_Your task_
Return each line of the listing that contains the string "JSON".

_Records provided_
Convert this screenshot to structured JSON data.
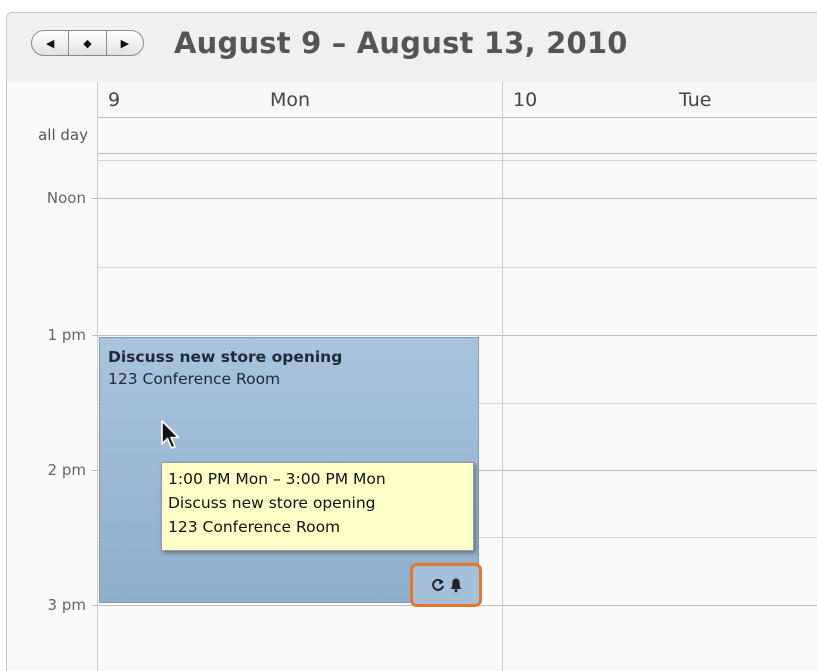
{
  "header": {
    "title": "August 9 – August 13, 2010",
    "nav": {
      "prev": "◀",
      "today": "◆",
      "next": "▶"
    }
  },
  "days": [
    {
      "num": "9",
      "name": "Mon"
    },
    {
      "num": "10",
      "name": "Tue"
    }
  ],
  "time_labels": {
    "all_day": "all day",
    "noon": "Noon",
    "one_pm": "1 pm",
    "two_pm": "2 pm",
    "three_pm": "3 pm"
  },
  "event": {
    "title": "Discuss new store opening",
    "location": "123 Conference Room",
    "color": "#9ab7d3",
    "badge_icons": [
      "repeat-icon",
      "alarm-bell-icon"
    ]
  },
  "tooltip": {
    "time": "1:00 PM Mon – 3:00 PM Mon",
    "title": "Discuss new store opening",
    "location": "123 Conference Room"
  },
  "colors": {
    "highlight_outline": "#e8762a",
    "tooltip_bg": "#ffffc8"
  }
}
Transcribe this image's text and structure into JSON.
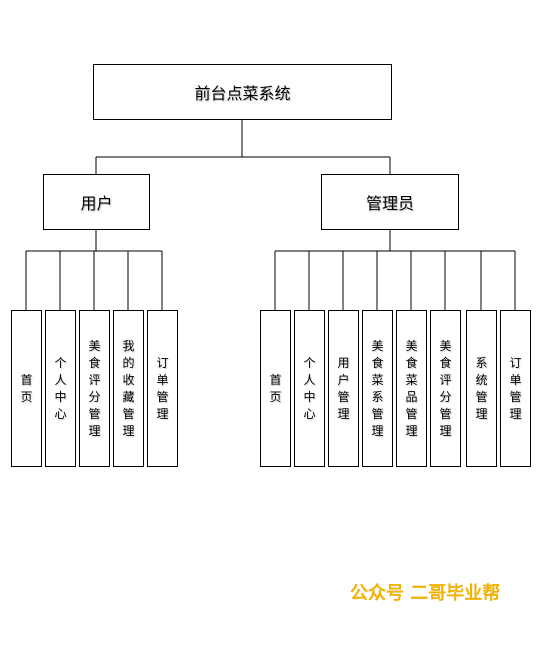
{
  "root": {
    "label": "前台点菜系统"
  },
  "branches": [
    {
      "label": "用户",
      "children": [
        "首页",
        "个人中心",
        "美食评分管理",
        "我的收藏管理",
        "订单管理"
      ]
    },
    {
      "label": "管理员",
      "children": [
        "首页",
        "个人中心",
        "用户管理",
        "美食菜系管理",
        "美食菜品管理",
        "美食评分管理",
        "系统管理",
        "订单管理"
      ]
    }
  ],
  "watermark": "公众号 二哥毕业帮",
  "colors": {
    "line": "#000000",
    "watermark": "#f2b100"
  }
}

_Answer to this exercise_
Convert this screenshot to structured JSON data.
Transcribe this image's text and structure into JSON.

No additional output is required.